■ WHAT TO DO:
Every record here should be printed again exactly.

--- Start EXCERPTED DATA ---

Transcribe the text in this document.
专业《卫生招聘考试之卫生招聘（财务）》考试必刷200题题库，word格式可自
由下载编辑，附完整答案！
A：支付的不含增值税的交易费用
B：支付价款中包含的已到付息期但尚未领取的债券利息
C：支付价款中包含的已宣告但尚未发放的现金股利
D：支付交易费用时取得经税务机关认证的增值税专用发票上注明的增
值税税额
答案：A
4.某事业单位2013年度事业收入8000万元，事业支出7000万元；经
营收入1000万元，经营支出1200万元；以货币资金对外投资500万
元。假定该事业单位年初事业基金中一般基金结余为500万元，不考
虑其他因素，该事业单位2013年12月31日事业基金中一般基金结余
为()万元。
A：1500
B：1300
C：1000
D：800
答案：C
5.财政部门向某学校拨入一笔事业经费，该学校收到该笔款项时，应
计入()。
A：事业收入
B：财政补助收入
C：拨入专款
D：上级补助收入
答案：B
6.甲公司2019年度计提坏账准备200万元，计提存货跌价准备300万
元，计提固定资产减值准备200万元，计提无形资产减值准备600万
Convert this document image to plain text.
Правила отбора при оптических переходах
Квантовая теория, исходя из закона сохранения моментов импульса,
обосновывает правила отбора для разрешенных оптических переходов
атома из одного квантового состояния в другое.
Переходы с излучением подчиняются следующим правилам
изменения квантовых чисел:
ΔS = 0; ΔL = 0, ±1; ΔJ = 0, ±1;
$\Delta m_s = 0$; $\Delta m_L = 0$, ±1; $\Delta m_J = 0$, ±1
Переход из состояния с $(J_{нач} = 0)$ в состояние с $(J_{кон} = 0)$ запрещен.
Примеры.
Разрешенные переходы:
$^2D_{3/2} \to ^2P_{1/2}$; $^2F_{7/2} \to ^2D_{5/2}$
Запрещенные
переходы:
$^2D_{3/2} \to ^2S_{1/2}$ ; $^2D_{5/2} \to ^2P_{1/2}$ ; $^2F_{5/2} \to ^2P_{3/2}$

--- End EXCERPTED DATA ---

■ RESPONSE:
Transcribe the text in this document.
专业《卫生招聘考试之卫生招聘（财务）》考试必刷200题题库，word格式可自
由下载编辑，附完整答案！
A：支付的不含增值税的交易费用
B：支付价款中包含的已到付息期但尚未领取的债券利息
C：支付价款中包含的已宣告但尚未发放的现金股利
D：支付交易费用时取得经税务机关认证的增值税专用发票上注明的增
值税税额
答案：A
4.某事业单位2013年度事业收入8000万元，事业支出7000万元；经
营收入1000万元，经营支出1200万元；以货币资金对外投资500万
元。假定该事业单位年初事业基金中一般基金结余为500万元，不考
虑其他因素，该事业单位2013年12月31日事业基金中一般基金结余
为()万元。
A：1500
B：1300
C：1000
D：800
答案：C
5.财政部门向某学校拨入一笔事业经费，该学校收到该笔款项时，应
计入()。
A：事业收入
B：财政补助收入
C：拨入专款
D：上级补助收入
答案：B
6.甲公司2019年度计提坏账准备200万元，计提存货跌价准备300万
元，计提固定资产减值准备200万元，计提无形资产减值准备600万
Convert this document image to plain text.
Правила отбора при оптических переходах
Квантовая теория, исходя из закона сохранения моментов импульса,
обосновывает правила отбора для разрешенных оптических переходов
атома из одного квантового состояния в другое.
Переходы с излучением подчиняются следующим правилам
изменения квантовых чисел:
ΔS = 0; ΔL = 0, ±1; ΔJ = 0, ±1;
$\Delta m_s = 0$; $\Delta m_L = 0$, ±1; $\Delta m_J = 0$, ±1
Переход из состояния с $(J_{нач} = 0)$ в состояние с $(J_{кон} = 0)$ запрещен.
Примеры.
Разрешенные переходы:
$^2D_{3/2} \to ^2P_{1/2}$; $^2F_{7/2} \to ^2D_{5/2}$
Запрещенные
переходы:
$^2D_{3/2} \to ^2S_{1/2}$ ; $^2D_{5/2} \to ^2P_{1/2}$ ; $^2F_{5/2} \to ^2P_{3/2}$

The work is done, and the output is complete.